What this task involves: Pull every line containing "điện" from the entries.

Stored records
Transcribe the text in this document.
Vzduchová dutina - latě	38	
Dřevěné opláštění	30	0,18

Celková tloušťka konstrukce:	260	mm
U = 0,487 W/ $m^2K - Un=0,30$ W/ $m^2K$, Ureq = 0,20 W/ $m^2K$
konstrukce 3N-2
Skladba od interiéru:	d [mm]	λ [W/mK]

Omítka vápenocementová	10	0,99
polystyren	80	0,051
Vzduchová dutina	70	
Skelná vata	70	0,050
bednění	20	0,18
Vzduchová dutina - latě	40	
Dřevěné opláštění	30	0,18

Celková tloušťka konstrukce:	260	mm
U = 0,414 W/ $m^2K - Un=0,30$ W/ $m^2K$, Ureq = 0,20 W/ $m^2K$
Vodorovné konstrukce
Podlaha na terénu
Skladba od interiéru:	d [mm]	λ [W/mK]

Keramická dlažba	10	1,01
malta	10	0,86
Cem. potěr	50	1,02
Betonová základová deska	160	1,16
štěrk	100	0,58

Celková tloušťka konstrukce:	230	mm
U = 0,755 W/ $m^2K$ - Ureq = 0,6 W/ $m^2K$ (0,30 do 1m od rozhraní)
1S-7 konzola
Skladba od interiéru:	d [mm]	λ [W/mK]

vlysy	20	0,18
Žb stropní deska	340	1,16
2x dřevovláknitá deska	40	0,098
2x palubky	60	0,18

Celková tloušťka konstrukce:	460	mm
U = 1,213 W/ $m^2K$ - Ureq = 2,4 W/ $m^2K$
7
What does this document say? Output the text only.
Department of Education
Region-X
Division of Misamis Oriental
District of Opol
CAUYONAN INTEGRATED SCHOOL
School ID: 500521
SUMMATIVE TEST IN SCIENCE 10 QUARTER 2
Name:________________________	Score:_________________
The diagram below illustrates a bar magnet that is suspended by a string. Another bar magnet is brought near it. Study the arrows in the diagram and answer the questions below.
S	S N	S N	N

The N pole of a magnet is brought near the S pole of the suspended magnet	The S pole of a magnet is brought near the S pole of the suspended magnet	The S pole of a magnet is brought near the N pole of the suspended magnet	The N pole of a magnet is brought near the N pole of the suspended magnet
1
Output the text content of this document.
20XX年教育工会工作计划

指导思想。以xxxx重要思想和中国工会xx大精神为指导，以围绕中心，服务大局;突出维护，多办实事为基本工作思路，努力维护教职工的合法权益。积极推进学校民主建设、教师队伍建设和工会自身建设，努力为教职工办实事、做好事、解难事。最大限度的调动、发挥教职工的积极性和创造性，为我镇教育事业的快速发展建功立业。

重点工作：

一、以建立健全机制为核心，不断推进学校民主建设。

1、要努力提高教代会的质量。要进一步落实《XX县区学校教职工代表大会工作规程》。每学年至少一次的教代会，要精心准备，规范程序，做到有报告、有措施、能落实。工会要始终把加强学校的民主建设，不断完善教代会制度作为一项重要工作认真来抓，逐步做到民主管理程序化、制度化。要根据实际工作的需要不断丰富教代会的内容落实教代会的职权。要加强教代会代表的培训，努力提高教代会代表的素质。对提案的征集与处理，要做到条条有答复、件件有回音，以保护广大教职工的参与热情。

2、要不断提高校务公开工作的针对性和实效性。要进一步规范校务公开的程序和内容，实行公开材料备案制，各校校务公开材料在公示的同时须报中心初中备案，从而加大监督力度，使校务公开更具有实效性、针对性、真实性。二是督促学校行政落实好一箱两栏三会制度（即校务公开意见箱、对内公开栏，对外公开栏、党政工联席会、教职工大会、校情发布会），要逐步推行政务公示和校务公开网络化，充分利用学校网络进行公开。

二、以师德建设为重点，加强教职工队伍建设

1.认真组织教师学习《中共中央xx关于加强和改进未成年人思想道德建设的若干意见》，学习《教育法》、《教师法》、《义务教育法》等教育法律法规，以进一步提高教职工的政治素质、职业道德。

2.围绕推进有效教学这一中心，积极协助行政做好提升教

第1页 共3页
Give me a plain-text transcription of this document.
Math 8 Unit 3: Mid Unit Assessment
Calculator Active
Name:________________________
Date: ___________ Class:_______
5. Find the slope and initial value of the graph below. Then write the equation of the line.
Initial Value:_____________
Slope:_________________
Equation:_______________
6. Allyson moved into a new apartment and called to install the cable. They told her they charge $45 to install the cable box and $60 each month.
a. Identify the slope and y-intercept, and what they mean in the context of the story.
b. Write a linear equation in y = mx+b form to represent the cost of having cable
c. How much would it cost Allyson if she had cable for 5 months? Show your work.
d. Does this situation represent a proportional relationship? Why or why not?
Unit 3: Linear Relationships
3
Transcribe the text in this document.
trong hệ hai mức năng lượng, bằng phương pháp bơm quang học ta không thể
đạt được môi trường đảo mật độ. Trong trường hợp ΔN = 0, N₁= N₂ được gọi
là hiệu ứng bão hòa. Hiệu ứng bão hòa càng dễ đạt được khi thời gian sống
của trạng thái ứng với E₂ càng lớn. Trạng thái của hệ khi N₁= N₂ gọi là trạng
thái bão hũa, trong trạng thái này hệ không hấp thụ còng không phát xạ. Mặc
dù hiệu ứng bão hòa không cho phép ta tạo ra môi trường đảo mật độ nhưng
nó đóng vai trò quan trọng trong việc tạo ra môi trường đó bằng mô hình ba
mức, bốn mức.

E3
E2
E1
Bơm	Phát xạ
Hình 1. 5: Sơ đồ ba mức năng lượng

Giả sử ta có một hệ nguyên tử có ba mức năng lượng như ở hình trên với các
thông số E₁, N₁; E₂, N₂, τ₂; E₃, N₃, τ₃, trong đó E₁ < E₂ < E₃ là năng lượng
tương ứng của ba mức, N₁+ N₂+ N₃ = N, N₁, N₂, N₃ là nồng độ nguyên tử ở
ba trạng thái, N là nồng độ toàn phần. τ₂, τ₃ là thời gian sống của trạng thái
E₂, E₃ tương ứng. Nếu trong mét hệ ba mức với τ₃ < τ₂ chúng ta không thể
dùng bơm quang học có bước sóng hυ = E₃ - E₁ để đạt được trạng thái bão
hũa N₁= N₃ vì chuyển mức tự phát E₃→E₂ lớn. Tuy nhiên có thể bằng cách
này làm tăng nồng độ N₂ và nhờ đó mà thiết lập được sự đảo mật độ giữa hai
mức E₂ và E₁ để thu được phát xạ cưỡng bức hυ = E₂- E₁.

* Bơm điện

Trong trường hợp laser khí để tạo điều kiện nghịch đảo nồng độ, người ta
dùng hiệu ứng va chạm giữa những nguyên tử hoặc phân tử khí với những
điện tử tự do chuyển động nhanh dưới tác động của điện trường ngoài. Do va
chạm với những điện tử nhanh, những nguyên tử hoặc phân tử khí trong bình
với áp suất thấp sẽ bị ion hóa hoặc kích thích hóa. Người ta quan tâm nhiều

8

Task response:
* Bơm điện
điện tử tự do chuyển động nhanh dưới tác động của điện trường ngoài. Do va
chạm với những điện tử nhanh, những nguyên tử hoặc phân tử khí trong bình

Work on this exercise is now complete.